How many lines of these entries hold the string "data"? Reply with the number alone.

start EXCERPTED RECORDS

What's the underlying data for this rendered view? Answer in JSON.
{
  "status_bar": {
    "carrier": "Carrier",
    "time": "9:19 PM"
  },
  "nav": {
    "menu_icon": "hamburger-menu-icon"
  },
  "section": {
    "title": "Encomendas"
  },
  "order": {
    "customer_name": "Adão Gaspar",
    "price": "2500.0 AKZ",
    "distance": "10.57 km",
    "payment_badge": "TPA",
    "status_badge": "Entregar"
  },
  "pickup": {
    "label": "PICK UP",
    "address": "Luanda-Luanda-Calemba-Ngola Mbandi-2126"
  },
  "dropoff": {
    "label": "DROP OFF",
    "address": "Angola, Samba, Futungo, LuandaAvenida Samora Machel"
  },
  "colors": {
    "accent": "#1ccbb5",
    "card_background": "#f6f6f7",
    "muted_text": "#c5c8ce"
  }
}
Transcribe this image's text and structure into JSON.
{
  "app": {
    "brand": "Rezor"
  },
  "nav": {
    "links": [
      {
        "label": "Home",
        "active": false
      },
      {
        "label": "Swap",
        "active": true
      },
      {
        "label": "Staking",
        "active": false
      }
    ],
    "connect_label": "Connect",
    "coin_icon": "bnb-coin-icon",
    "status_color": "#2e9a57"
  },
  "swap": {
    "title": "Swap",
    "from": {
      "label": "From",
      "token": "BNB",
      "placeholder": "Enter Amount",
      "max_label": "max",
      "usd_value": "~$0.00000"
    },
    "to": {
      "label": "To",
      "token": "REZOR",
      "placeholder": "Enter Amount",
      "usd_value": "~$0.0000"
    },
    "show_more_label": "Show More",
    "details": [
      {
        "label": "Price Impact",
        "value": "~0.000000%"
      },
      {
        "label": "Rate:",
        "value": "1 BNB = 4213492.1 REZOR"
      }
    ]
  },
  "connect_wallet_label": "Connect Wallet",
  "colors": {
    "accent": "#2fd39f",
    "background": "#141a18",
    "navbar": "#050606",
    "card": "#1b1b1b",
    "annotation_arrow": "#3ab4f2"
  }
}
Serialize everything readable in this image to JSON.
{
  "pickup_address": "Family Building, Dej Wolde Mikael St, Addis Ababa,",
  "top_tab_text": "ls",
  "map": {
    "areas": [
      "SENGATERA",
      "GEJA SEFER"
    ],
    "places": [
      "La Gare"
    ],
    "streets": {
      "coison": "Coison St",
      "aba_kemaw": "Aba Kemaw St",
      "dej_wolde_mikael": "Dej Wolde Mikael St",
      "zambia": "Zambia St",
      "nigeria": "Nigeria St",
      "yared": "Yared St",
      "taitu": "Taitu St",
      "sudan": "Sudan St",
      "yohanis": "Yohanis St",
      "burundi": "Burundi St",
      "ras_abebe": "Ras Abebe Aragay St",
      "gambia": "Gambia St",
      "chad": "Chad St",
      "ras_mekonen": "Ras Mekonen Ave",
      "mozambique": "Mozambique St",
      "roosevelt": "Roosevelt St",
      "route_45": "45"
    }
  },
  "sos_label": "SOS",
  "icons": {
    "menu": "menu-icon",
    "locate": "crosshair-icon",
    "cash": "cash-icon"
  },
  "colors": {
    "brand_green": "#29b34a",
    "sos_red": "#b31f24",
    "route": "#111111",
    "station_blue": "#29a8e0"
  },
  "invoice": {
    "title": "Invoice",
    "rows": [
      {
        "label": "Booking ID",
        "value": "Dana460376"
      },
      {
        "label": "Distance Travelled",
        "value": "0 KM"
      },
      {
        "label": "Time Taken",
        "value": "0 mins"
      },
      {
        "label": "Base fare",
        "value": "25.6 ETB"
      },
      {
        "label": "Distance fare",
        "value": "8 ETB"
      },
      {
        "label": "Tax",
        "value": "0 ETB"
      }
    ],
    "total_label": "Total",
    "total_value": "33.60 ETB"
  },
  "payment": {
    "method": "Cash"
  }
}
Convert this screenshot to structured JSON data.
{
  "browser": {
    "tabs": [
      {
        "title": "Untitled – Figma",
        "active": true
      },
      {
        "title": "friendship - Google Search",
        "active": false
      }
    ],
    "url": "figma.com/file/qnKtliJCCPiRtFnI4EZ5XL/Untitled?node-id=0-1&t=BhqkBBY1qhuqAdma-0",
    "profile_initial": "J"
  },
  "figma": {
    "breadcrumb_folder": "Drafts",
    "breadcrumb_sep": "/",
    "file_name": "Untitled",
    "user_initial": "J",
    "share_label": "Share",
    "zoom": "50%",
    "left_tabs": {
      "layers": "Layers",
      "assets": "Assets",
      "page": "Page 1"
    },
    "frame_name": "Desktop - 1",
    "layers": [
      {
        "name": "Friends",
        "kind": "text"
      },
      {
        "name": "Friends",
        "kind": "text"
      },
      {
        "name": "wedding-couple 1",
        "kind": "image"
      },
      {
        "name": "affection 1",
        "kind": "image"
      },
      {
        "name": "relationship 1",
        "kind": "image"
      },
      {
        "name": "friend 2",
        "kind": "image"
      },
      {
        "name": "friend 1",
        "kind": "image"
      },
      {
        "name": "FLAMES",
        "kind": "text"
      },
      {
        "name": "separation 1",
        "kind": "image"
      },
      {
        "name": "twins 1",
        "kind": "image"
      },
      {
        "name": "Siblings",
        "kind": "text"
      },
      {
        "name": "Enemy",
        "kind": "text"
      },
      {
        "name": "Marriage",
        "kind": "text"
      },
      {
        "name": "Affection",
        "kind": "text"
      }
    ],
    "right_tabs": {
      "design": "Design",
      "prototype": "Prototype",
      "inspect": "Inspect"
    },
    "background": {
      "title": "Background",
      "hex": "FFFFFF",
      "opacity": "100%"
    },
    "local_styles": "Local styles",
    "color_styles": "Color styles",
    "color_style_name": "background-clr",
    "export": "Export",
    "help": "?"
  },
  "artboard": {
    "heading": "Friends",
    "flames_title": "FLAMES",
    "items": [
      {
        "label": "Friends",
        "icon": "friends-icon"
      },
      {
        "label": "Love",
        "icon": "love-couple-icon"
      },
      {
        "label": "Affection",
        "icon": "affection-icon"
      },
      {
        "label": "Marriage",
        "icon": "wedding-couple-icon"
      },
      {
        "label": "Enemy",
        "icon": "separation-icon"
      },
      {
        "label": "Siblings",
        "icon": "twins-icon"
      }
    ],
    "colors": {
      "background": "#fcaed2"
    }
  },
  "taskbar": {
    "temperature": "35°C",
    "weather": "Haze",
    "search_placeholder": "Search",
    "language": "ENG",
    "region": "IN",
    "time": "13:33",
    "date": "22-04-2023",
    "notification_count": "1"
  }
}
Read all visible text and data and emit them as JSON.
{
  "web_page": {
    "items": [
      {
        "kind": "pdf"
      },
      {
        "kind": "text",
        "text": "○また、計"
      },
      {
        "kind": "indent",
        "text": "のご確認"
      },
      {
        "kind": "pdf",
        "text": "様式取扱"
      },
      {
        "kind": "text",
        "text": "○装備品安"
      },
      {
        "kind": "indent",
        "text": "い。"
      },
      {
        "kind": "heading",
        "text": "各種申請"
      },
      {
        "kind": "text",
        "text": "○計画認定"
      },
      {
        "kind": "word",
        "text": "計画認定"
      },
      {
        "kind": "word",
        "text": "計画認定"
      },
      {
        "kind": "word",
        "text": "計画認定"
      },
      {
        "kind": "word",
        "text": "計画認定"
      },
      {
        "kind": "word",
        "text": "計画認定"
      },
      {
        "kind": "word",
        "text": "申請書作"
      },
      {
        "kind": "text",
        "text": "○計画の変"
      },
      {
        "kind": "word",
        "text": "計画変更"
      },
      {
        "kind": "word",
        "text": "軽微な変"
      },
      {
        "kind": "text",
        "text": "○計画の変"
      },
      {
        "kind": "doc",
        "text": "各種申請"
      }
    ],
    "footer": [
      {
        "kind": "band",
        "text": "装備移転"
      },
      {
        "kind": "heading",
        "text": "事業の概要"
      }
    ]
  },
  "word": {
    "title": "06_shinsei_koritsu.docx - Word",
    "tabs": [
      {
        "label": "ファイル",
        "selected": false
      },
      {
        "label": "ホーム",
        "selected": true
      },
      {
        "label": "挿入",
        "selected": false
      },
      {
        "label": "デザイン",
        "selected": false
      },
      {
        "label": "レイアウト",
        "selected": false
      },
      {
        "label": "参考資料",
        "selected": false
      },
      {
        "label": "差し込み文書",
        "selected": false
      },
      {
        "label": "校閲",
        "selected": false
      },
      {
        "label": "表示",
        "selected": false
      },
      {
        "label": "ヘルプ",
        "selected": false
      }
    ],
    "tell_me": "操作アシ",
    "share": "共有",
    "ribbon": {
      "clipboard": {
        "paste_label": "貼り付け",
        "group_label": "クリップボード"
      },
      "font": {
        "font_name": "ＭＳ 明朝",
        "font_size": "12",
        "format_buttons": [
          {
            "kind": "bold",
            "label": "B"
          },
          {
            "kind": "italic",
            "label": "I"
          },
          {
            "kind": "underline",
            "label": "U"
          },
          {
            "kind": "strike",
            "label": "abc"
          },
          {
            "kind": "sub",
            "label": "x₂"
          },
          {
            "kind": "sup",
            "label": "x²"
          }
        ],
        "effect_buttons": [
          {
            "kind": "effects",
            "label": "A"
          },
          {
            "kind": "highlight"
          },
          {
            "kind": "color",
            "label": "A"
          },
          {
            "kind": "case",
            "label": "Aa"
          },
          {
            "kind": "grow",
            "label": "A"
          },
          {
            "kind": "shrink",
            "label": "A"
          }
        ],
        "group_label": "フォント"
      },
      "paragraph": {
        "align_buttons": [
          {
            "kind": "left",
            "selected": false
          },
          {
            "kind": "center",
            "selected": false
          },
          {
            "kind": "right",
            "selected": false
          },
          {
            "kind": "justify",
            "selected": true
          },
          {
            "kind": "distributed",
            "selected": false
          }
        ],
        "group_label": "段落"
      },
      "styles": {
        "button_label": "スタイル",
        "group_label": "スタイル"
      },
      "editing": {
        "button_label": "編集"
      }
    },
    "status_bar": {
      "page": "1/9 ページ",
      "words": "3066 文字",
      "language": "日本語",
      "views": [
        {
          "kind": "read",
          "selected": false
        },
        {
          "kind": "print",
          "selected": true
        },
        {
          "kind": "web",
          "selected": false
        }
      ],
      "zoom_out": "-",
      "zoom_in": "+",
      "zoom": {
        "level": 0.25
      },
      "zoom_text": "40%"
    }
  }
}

end EXCERPTED RECORDS

**ANSWER FOR THE TASK**
3